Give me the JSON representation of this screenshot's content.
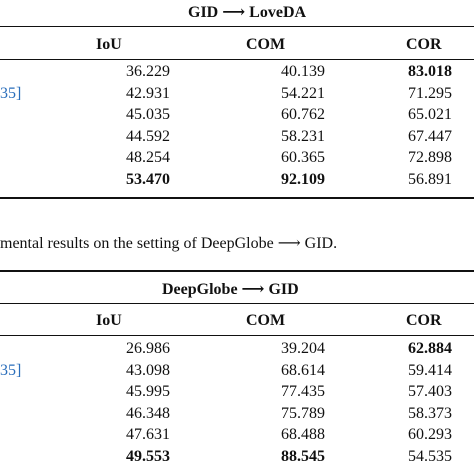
{
  "table1": {
    "setting": "GID ⟶ LoveDA",
    "columns": [
      "IoU",
      "COM",
      "COR"
    ],
    "row_labels": [
      "",
      "35]",
      "",
      "",
      "",
      ""
    ],
    "rows": [
      [
        "36.229",
        "40.139",
        "83.018"
      ],
      [
        "42.931",
        "54.221",
        "71.295"
      ],
      [
        "45.035",
        "60.762",
        "65.021"
      ],
      [
        "44.592",
        "58.231",
        "67.447"
      ],
      [
        "48.254",
        "60.365",
        "72.898"
      ],
      [
        "53.470",
        "92.109",
        "56.891"
      ]
    ],
    "bold": [
      [
        0,
        2
      ],
      [
        5,
        0
      ],
      [
        5,
        1
      ]
    ]
  },
  "caption2": "mental results on the setting of DeepGlobe ⟶ GID.",
  "table2": {
    "setting": "DeepGlobe ⟶ GID",
    "columns": [
      "IoU",
      "COM",
      "COR"
    ],
    "row_labels": [
      "",
      "35]",
      "",
      "",
      "",
      ""
    ],
    "rows": [
      [
        "26.986",
        "39.204",
        "62.884"
      ],
      [
        "43.098",
        "68.614",
        "59.414"
      ],
      [
        "45.995",
        "77.435",
        "57.403"
      ],
      [
        "46.348",
        "75.789",
        "58.373"
      ],
      [
        "47.631",
        "68.488",
        "60.293"
      ],
      [
        "49.553",
        "88.545",
        "54.535"
      ]
    ],
    "bold": [
      [
        0,
        2
      ],
      [
        5,
        0
      ],
      [
        5,
        1
      ]
    ]
  }
}
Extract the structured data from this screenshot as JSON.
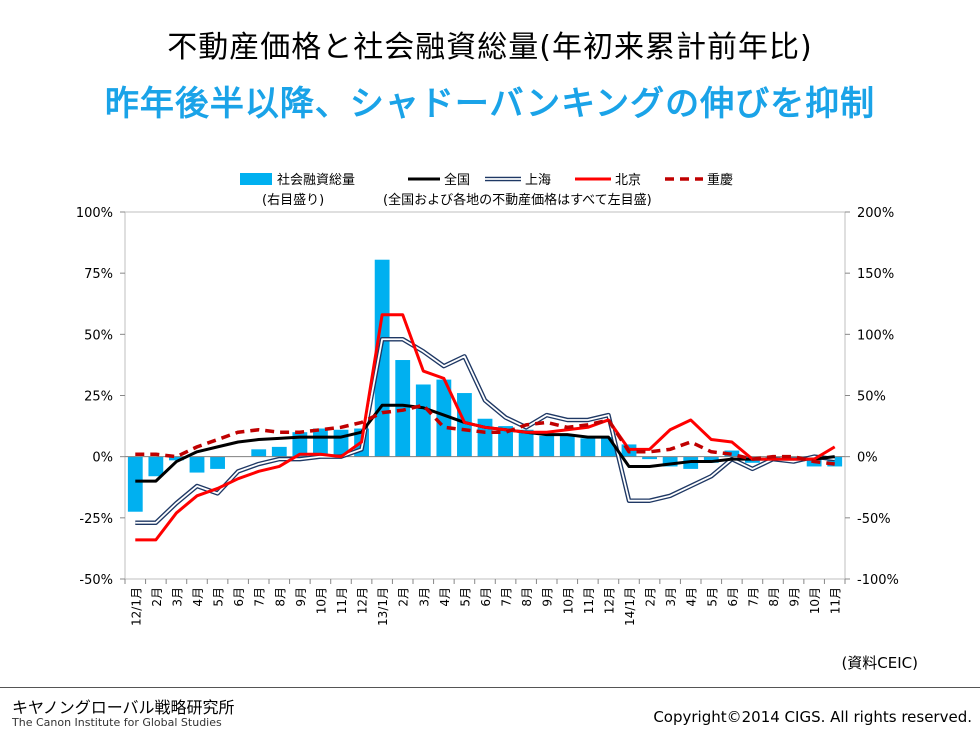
{
  "header": {
    "title": "不動産価格と社会融資総量(年初来累計前年比)",
    "subtitle": "昨年後半以降、シャドーバンキングの伸びを抑制"
  },
  "footer": {
    "source_note": "(資料CEIC)",
    "org_ja": "キヤノングローバル戦略研究所",
    "org_en": "The Canon Institute for Global Studies",
    "copyright": "Copyright©2014 CIGS. All rights reserved."
  },
  "colors": {
    "bar": "#00b0f0",
    "national": "#000000",
    "shanghai": "#1f3864",
    "beijing": "#ff0000",
    "chongqing": "#c00000"
  },
  "chart_data": {
    "type": "bar",
    "legend_note_right": "(右目盛り)",
    "legend_note_left": "(全国および各地の不動産価格はすべて左目盛)",
    "categories": [
      "12/1月",
      "2月",
      "3月",
      "4月",
      "5月",
      "6月",
      "7月",
      "8月",
      "9月",
      "10月",
      "11月",
      "12月",
      "13/1月",
      "2月",
      "3月",
      "4月",
      "5月",
      "6月",
      "7月",
      "8月",
      "9月",
      "10月",
      "11月",
      "12月",
      "14/1月",
      "2月",
      "3月",
      "4月",
      "5月",
      "6月",
      "7月",
      "8月",
      "9月",
      "10月",
      "11月"
    ],
    "left_axis": {
      "ylim": [
        -50,
        100
      ],
      "ticks": [
        "-50%",
        "-25%",
        "0%",
        "25%",
        "50%",
        "75%",
        "100%"
      ],
      "values": [
        -50,
        -25,
        0,
        25,
        50,
        75,
        100
      ]
    },
    "right_axis": {
      "ylim": [
        -100,
        200
      ],
      "ticks": [
        "-100%",
        "-50%",
        "0%",
        "50%",
        "100%",
        "150%",
        "200%"
      ],
      "values": [
        -100,
        -50,
        0,
        50,
        100,
        150,
        200
      ]
    },
    "series": [
      {
        "name": "社会融資総量",
        "type": "bar",
        "axis": "right",
        "values": [
          -45,
          -16,
          -3,
          -13,
          -10,
          0,
          6,
          8,
          20,
          23,
          22,
          23,
          161,
          79,
          59,
          63,
          52,
          31,
          25,
          22,
          17,
          17,
          15,
          16,
          10,
          -2,
          -8,
          -10,
          -5,
          5,
          -5,
          -3,
          -2,
          -8,
          -8
        ]
      },
      {
        "name": "全国",
        "type": "line",
        "axis": "left",
        "values": [
          -10,
          -10,
          -2,
          2,
          4,
          6,
          7,
          7.5,
          8,
          8,
          8,
          10,
          21,
          21,
          20,
          17,
          14,
          12,
          11,
          10,
          9,
          9,
          8,
          8,
          -4,
          -4,
          -3,
          -2,
          -2,
          -1,
          -1,
          -1,
          -1,
          -1,
          0
        ]
      },
      {
        "name": "上海",
        "type": "line",
        "axis": "left",
        "values": [
          -27,
          -27,
          -19,
          -12,
          -15,
          -6,
          -3,
          -1,
          -1,
          0,
          0,
          3,
          48,
          48,
          43,
          37,
          41,
          23,
          16,
          12,
          17,
          15,
          15,
          17,
          -18,
          -18,
          -16,
          -12,
          -8,
          -1,
          -5,
          -1,
          -2,
          0,
          -1
        ]
      },
      {
        "name": "北京",
        "type": "line",
        "axis": "left",
        "values": [
          -34,
          -34,
          -23,
          -16,
          -13,
          -9,
          -6,
          -4,
          1,
          1,
          0,
          6,
          58,
          58,
          35,
          32,
          14,
          12,
          11,
          10,
          10,
          11,
          12,
          15,
          3,
          3,
          11,
          15,
          7,
          6,
          -1,
          -1,
          -1,
          -1,
          4
        ]
      },
      {
        "name": "重慶",
        "type": "line",
        "axis": "left",
        "values": [
          1,
          1,
          0,
          4,
          7,
          10,
          11,
          10,
          10,
          11,
          12,
          14,
          18,
          19,
          21,
          12,
          11,
          10,
          10,
          13,
          14,
          12,
          13,
          15,
          2,
          2,
          3,
          6,
          2,
          1,
          -1,
          0,
          0,
          -2,
          -3
        ]
      }
    ]
  }
}
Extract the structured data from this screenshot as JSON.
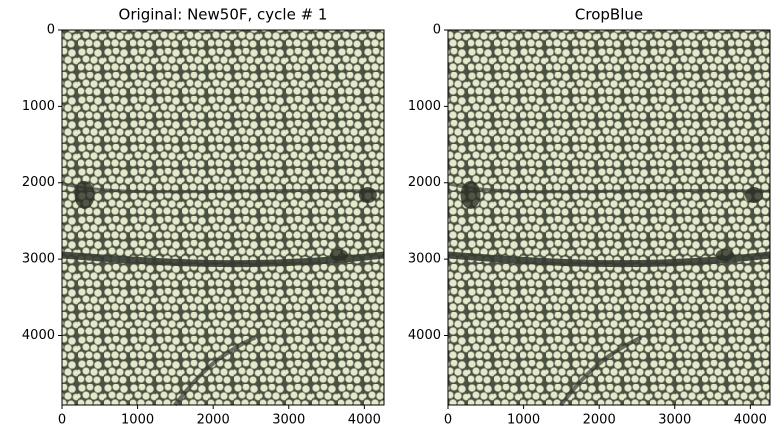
{
  "chart_data": [
    {
      "type": "image",
      "title": "Original: New50F, cycle # 1",
      "xlim": [
        0,
        4260
      ],
      "ylim": [
        4910,
        0
      ],
      "xticks": [
        0,
        1000,
        2000,
        3000,
        4000
      ],
      "yticks": [
        0,
        1000,
        2000,
        3000,
        4000
      ]
    },
    {
      "type": "image",
      "title": "CropBlue",
      "xlim": [
        0,
        4260
      ],
      "ylim": [
        4910,
        0
      ],
      "xticks": [
        0,
        1000,
        2000,
        3000,
        4000
      ],
      "yticks": [
        0,
        1000,
        2000,
        3000,
        4000
      ]
    }
  ]
}
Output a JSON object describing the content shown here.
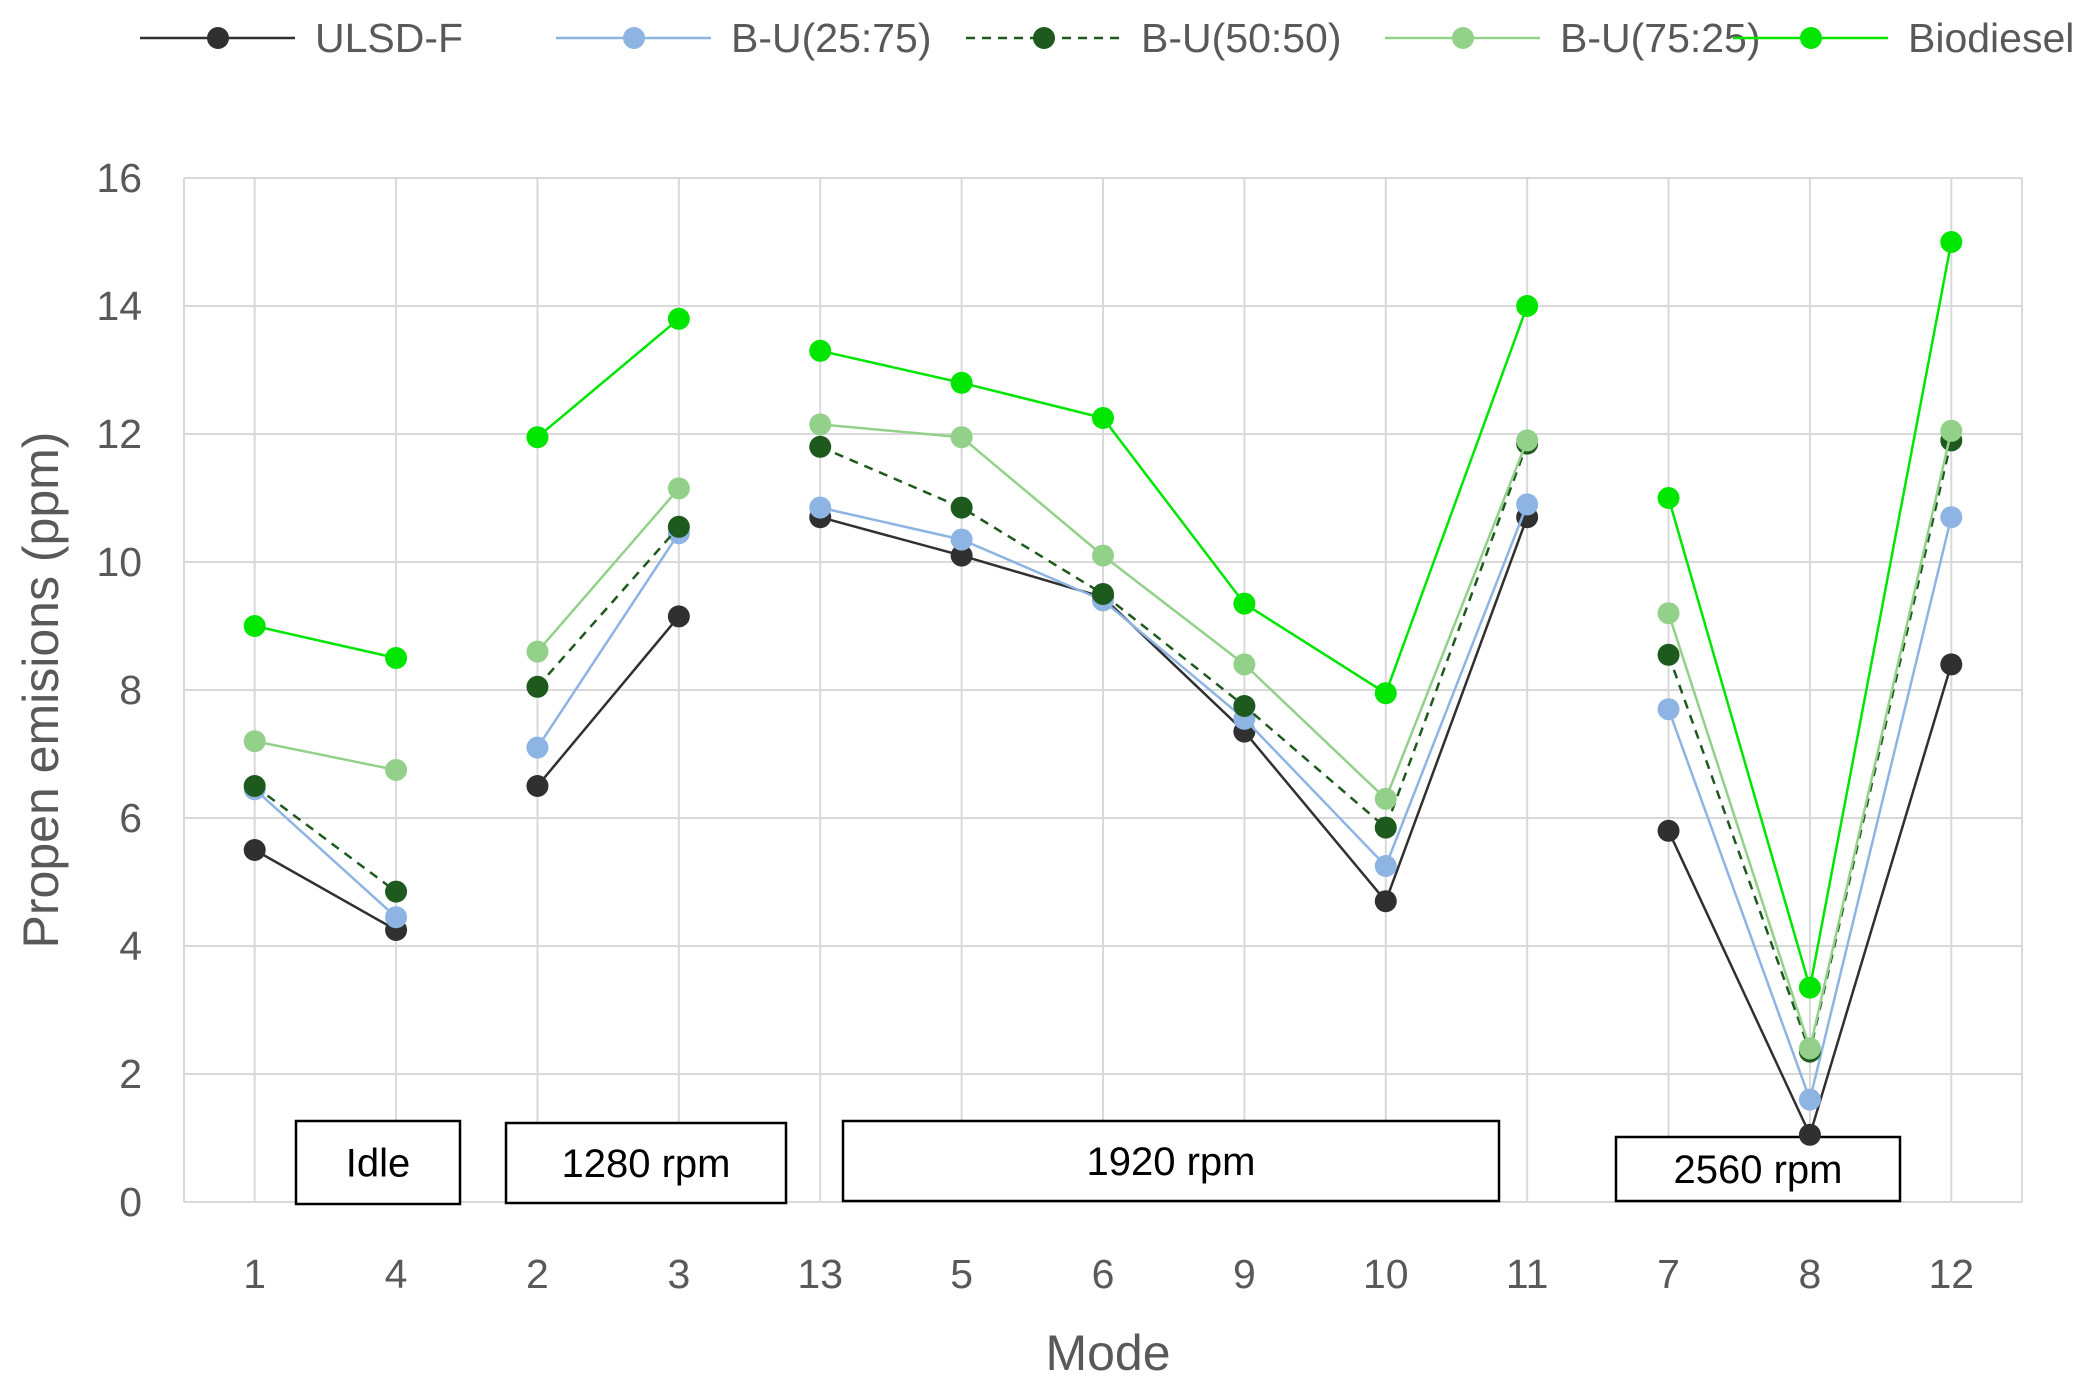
{
  "chart_data": {
    "type": "line",
    "xlabel": "Mode",
    "ylabel": "Propen emisions (ppm)",
    "ylim": [
      0,
      16
    ],
    "yticks": [
      0,
      2,
      4,
      6,
      8,
      10,
      12,
      14,
      16
    ],
    "categories": [
      "1",
      "4",
      "2",
      "3",
      "13",
      "5",
      "6",
      "9",
      "10",
      "11",
      "7",
      "8",
      "12"
    ],
    "grid": true,
    "legend_position": "top",
    "segments": [
      [
        0,
        1
      ],
      [
        2,
        3
      ],
      [
        4,
        9
      ],
      [
        10,
        12
      ]
    ],
    "groups": [
      {
        "label": "Idle",
        "from": 0,
        "to": 1
      },
      {
        "label": "1280 rpm",
        "from": 2,
        "to": 3
      },
      {
        "label": "1920 rpm",
        "from": 4,
        "to": 9
      },
      {
        "label": "2560 rpm",
        "from": 10,
        "to": 12
      }
    ],
    "series": [
      {
        "name": "ULSD-F",
        "color": "#303030",
        "dashed": false,
        "values": [
          5.5,
          4.25,
          6.5,
          9.15,
          10.7,
          10.1,
          9.45,
          7.35,
          4.7,
          10.7,
          5.8,
          1.05,
          8.4
        ]
      },
      {
        "name": "B-U(25:75)",
        "color": "#8eb4e3",
        "dashed": false,
        "values": [
          6.45,
          4.45,
          7.1,
          10.45,
          10.85,
          10.35,
          9.4,
          7.55,
          5.25,
          10.9,
          7.7,
          1.6,
          10.7
        ]
      },
      {
        "name": "B-U(50:50)",
        "color": "#1e5a1e",
        "dashed": true,
        "values": [
          6.5,
          4.85,
          8.05,
          10.55,
          11.8,
          10.85,
          9.5,
          7.75,
          5.85,
          11.85,
          8.55,
          2.35,
          11.9
        ]
      },
      {
        "name": "B-U(75:25)",
        "color": "#93d18a",
        "dashed": false,
        "values": [
          7.2,
          6.75,
          8.6,
          11.15,
          12.15,
          11.95,
          10.1,
          8.4,
          6.3,
          11.9,
          9.2,
          2.4,
          12.05
        ]
      },
      {
        "name": "Biodiesel",
        "color": "#00e600",
        "dashed": false,
        "values": [
          9.0,
          8.5,
          11.95,
          13.8,
          13.3,
          12.8,
          12.25,
          9.35,
          7.95,
          14.0,
          11.0,
          3.35,
          15.0
        ]
      }
    ]
  }
}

************

* WHAT TO WORK ON:
Search the data for the string "DeepGlobe". List each line that has it.

* ANSWER FOR THIS EXERCISE:
  "caption2": "mental results on the setting of DeepGlobe ⟶ GID.",
    "setting": "DeepGlobe ⟶ GID",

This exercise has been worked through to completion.